Look through the data below. Collect every line where the word "omega" occurs.

• _Provided data_
⟨
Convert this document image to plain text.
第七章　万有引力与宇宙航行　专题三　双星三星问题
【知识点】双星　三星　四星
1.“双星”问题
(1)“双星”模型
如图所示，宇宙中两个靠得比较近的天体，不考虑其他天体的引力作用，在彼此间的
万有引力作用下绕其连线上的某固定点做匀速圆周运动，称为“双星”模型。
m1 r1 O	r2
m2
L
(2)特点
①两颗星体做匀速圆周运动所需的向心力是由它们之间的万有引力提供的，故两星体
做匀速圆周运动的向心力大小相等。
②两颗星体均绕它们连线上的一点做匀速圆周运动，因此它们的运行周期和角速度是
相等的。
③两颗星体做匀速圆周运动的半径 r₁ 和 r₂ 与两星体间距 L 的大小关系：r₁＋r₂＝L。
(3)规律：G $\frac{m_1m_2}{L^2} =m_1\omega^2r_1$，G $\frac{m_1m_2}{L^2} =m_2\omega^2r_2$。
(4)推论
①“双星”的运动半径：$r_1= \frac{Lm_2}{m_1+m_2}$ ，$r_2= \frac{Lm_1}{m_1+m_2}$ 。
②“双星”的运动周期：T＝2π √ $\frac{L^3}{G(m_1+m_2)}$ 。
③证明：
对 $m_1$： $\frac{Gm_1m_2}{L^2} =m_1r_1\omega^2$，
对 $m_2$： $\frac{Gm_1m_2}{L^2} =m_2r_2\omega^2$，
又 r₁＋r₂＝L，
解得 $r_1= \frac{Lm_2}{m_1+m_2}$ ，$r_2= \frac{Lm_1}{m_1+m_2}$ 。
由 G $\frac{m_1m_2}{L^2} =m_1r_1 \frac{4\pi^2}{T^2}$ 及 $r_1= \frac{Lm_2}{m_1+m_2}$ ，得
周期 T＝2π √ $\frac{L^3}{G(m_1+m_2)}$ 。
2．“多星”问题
⟩
• _Task answer_
(3)规律：G $\frac{m_1m_2}{L^2} =m_1\omega^2r_1$，G $\frac{m_1m_2}{L^2} =m_2\omega^2r_2$。
对 $m_1$： $\frac{Gm_1m_2}{L^2} =m_1r_1\omega^2$，
对 $m_2$： $\frac{Gm_1m_2}{L^2} =m_2r_2\omega^2$，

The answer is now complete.